Stated task:
Write each line out exactly, leaving none out.

##### Records for this task #####

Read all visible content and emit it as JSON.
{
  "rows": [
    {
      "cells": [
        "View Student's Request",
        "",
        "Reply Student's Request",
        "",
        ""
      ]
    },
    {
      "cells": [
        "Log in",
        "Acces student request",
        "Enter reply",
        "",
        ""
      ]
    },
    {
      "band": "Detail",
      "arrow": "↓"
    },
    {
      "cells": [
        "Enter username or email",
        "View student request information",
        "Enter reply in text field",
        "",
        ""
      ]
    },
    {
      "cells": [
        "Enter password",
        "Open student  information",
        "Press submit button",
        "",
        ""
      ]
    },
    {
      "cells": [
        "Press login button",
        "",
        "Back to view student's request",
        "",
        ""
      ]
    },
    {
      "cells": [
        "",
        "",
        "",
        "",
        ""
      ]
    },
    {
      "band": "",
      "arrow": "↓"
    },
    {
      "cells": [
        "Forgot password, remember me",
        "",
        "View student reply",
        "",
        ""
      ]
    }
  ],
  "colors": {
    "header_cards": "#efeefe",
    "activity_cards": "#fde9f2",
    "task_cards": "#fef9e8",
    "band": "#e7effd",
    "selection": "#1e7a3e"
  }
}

#####

Task answer:
Read all visible content and emit it as JSON.
{
  "rows": [
    {
      "cells": [
        "View Student's Request",
        "",
        "Reply Student's Request",
        "",
        ""
      ]
    },
    {
      "cells": [
        "Log in",
        "Acces student request",
        "Enter reply",
        "",
        ""
      ]
    },
    {
      "band": "Detail",
      "arrow": "↓"
    },
    {
      "cells": [
        "Enter username or email",
        "View student request information",
        "Enter reply in text field",
        "",
        ""
      ]
    },
    {
      "cells": [
        "Enter password",
        "Open student  information",
        "Press submit button",
        "",
        ""
      ]
    },
    {
      "cells": [
        "Press login button",
        "",
        "Back to view student's request",
        "",
        ""
      ]
    },
    {
      "cells": [
        "",
        "",
        "",
        "",
        ""
      ]
    },
    {
      "band": "",
      "arrow": "↓"
    },
    {
      "cells": [
        "Forgot password, remember me",
        "",
        "View student reply",
        "",
        ""
      ]
    }
  ],
  "colors": {
    "header_cards": "#efeefe",
    "activity_cards": "#fde9f2",
    "task_cards": "#fef9e8",
    "band": "#e7effd",
    "selection": "#1e7a3e"
  }
}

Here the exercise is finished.